═════ Provided records

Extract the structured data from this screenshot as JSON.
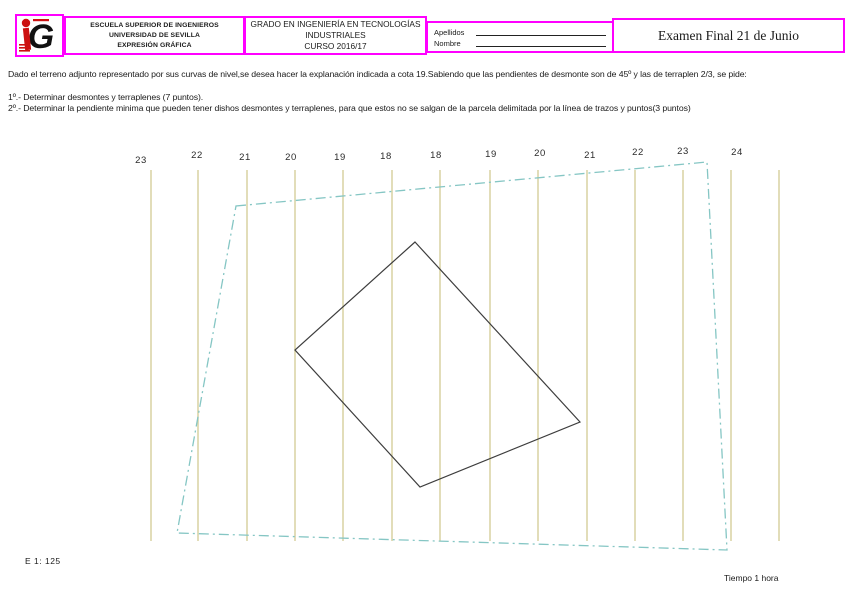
{
  "header": {
    "school": {
      "line1": "ESCUELA SUPERIOR DE INGENIEROS",
      "line2": "UNIVERSIDAD DE SEVILLA",
      "line3": "EXPRESIÓN GRÁFICA"
    },
    "degree": {
      "line1": "GRADO EN INGENIERÍA EN TECNOLOGÍAS",
      "line2": "INDUSTRIALES",
      "line3": "CURSO 2016/17"
    },
    "name_fields": {
      "apellidos_label": "Apellidos",
      "nombre_label": "Nombre"
    },
    "exam_title": "Examen Final  21 de Junio"
  },
  "statement": {
    "intro": "Dado el terreno adjunto representado por sus curvas de nivel,se desea hacer la explanación indicada a cota 19.Sabiendo que las pendientes de desmonte son de 45º y las de terraplen 2/3, se pide:",
    "item1": "1º.- Determinar desmontes y terraplenes (7 puntos).",
    "item2": "2º.- Determinar la pendiente minima que pueden tener dishos desmontes y terraplenes, para que estos no se salgan de la parcela delimitada por la línea de trazos y puntos(3 puntos)"
  },
  "drawing": {
    "top_y": 170,
    "bottom_y": 541,
    "contours": [
      {
        "label": "23",
        "x": 151,
        "label_x": 141,
        "label_y": 163
      },
      {
        "label": "22",
        "x": 198,
        "label_x": 197,
        "label_y": 158
      },
      {
        "label": "21",
        "x": 247,
        "label_x": 245,
        "label_y": 160
      },
      {
        "label": "20",
        "x": 295,
        "label_x": 291,
        "label_y": 160
      },
      {
        "label": "19",
        "x": 343,
        "label_x": 340,
        "label_y": 160
      },
      {
        "label": "18",
        "x": 392,
        "label_x": 386,
        "label_y": 159
      },
      {
        "label": "18",
        "x": 440,
        "label_x": 436,
        "label_y": 158
      },
      {
        "label": "19",
        "x": 490,
        "label_x": 491,
        "label_y": 157
      },
      {
        "label": "20",
        "x": 538,
        "label_x": 540,
        "label_y": 156
      },
      {
        "label": "21",
        "x": 587,
        "label_x": 590,
        "label_y": 158
      },
      {
        "label": "22",
        "x": 635,
        "label_x": 638,
        "label_y": 155
      },
      {
        "label": "23",
        "x": 683,
        "label_x": 683,
        "label_y": 154
      },
      {
        "label": "24",
        "x": 731,
        "label_x": 737,
        "label_y": 155
      },
      {
        "label": "",
        "x": 779,
        "label_x": 779,
        "label_y": 155
      }
    ],
    "parcel_polygon": [
      [
        236,
        206
      ],
      [
        707,
        162
      ],
      [
        727,
        550
      ],
      [
        177,
        533
      ]
    ],
    "platform_polygon": [
      [
        415,
        242
      ],
      [
        580,
        422
      ],
      [
        420,
        487
      ],
      [
        295,
        350
      ]
    ],
    "colors": {
      "contour_line": "#d8d2a2",
      "parcel_line": "#85c6c4",
      "platform_line": "#3d3d3d",
      "frame_border": "#ff00ff",
      "logo_red": "#cc1111"
    }
  },
  "footer": {
    "scale": "E  1: 125",
    "time": "Tiempo 1 hora"
  }
}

══════════

• _Work required_:
Copy out each line in the listing that has the word "desmontes".

• _Finished answer_:
    "item1": "1º.- Determinar desmontes y terraplenes (7 puntos).",
    "item2": "2º.- Determinar la pendiente minima que pueden tener dishos desmontes y terraplenes, para que estos no se salgan de la parcela delimitada por la línea de trazos y puntos(3 puntos)"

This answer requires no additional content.